Set problem: Every entry below should be repeated exactly; the pictures should not.

Records supplied:
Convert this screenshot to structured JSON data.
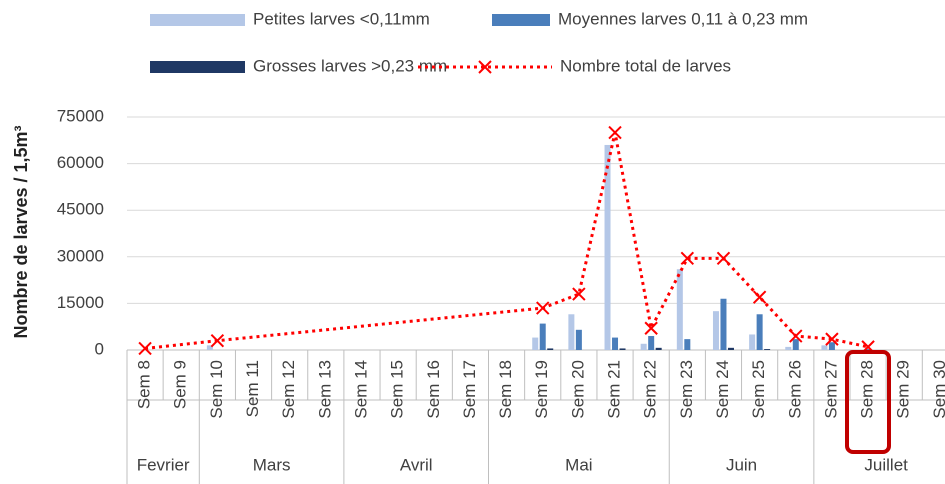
{
  "chart_data": {
    "type": "bar_line",
    "y_label": "Nombre de larves / 1,5m³",
    "categories": [
      "Sem 8",
      "Sem 9",
      "Sem 10",
      "Sem 11",
      "Sem 12",
      "Sem 13",
      "Sem 14",
      "Sem 15",
      "Sem 16",
      "Sem 17",
      "Sem 18",
      "Sem 19",
      "Sem 20",
      "Sem 21",
      "Sem 22",
      "Sem 23",
      "Sem 24",
      "Sem 25",
      "Sem 26",
      "Sem 27",
      "Sem 28",
      "Sem 29",
      "Sem 30"
    ],
    "groups": [
      {
        "label": "Fevrier",
        "span": 2
      },
      {
        "label": "Mars",
        "span": 4
      },
      {
        "label": "Avril",
        "span": 4
      },
      {
        "label": "Mai",
        "span": 5
      },
      {
        "label": "Juin",
        "span": 4
      },
      {
        "label": "Juillet",
        "span": 4
      }
    ],
    "series": [
      {
        "name": "Petites larves <0,11mm",
        "color": "#b4c7e7",
        "kind": "bar",
        "values": [
          null,
          null,
          1500,
          null,
          null,
          null,
          null,
          null,
          null,
          null,
          null,
          4000,
          11500,
          66000,
          2000,
          26000,
          12500,
          5000,
          1000,
          1500,
          null,
          null,
          null
        ]
      },
      {
        "name": "Moyennes larves 0,11 à 0,23 mm",
        "color": "#4a7ebb",
        "kind": "bar",
        "values": [
          null,
          null,
          null,
          null,
          null,
          null,
          null,
          null,
          null,
          null,
          null,
          8500,
          6500,
          4000,
          4500,
          3500,
          16500,
          11500,
          3500,
          2500,
          300,
          null,
          null
        ]
      },
      {
        "name": "Grosses larves >0,23 mm",
        "color": "#1f3864",
        "kind": "bar",
        "values": [
          null,
          null,
          null,
          null,
          null,
          null,
          null,
          null,
          null,
          null,
          null,
          500,
          null,
          500,
          700,
          null,
          700,
          300,
          null,
          null,
          null,
          null,
          null
        ]
      },
      {
        "name": "Nombre total de larves",
        "color": "#ff0000",
        "kind": "line",
        "values": [
          500,
          null,
          3000,
          null,
          null,
          null,
          null,
          null,
          null,
          null,
          null,
          13500,
          18000,
          70000,
          7000,
          29500,
          29500,
          17000,
          4500,
          3500,
          1000,
          null,
          null
        ]
      }
    ],
    "span_gaps": true,
    "ylim": [
      0,
      75000
    ],
    "yticks": [
      0,
      15000,
      30000,
      45000,
      60000,
      75000
    ],
    "grid": true
  }
}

Response to this task:
Convert this screenshot to structured JSON data.
{
  "chart_data": {
    "type": "bar_line",
    "y_label": "Nombre de larves / 1,5m³",
    "categories": [
      "Sem 8",
      "Sem 9",
      "Sem 10",
      "Sem 11",
      "Sem 12",
      "Sem 13",
      "Sem 14",
      "Sem 15",
      "Sem 16",
      "Sem 17",
      "Sem 18",
      "Sem 19",
      "Sem 20",
      "Sem 21",
      "Sem 22",
      "Sem 23",
      "Sem 24",
      "Sem 25",
      "Sem 26",
      "Sem 27",
      "Sem 28",
      "Sem 29",
      "Sem 30"
    ],
    "groups": [
      {
        "label": "Fevrier",
        "span": 2
      },
      {
        "label": "Mars",
        "span": 4
      },
      {
        "label": "Avril",
        "span": 4
      },
      {
        "label": "Mai",
        "span": 5
      },
      {
        "label": "Juin",
        "span": 4
      },
      {
        "label": "Juillet",
        "span": 4
      }
    ],
    "series": [
      {
        "name": "Petites larves <0,11mm",
        "color": "#b4c7e7",
        "kind": "bar",
        "values": [
          null,
          null,
          1500,
          null,
          null,
          null,
          null,
          null,
          null,
          null,
          null,
          4000,
          11500,
          66000,
          2000,
          26000,
          12500,
          5000,
          1000,
          1500,
          null,
          null,
          null
        ]
      },
      {
        "name": "Moyennes larves 0,11 à 0,23 mm",
        "color": "#4a7ebb",
        "kind": "bar",
        "values": [
          null,
          null,
          null,
          null,
          null,
          null,
          null,
          null,
          null,
          null,
          null,
          8500,
          6500,
          4000,
          4500,
          3500,
          16500,
          11500,
          3500,
          2500,
          300,
          null,
          null
        ]
      },
      {
        "name": "Grosses larves >0,23 mm",
        "color": "#1f3864",
        "kind": "bar",
        "values": [
          null,
          null,
          null,
          null,
          null,
          null,
          null,
          null,
          null,
          null,
          null,
          500,
          null,
          500,
          700,
          null,
          700,
          300,
          null,
          null,
          null,
          null,
          null
        ]
      },
      {
        "name": "Nombre total de larves",
        "color": "#ff0000",
        "kind": "line",
        "values": [
          500,
          null,
          3000,
          null,
          null,
          null,
          null,
          null,
          null,
          null,
          null,
          13500,
          18000,
          70000,
          7000,
          29500,
          29500,
          17000,
          4500,
          3500,
          1000,
          null,
          null
        ]
      }
    ],
    "span_gaps": true,
    "ylim": [
      0,
      75000
    ],
    "yticks": [
      0,
      15000,
      30000,
      45000,
      60000,
      75000
    ],
    "grid": true
  }
}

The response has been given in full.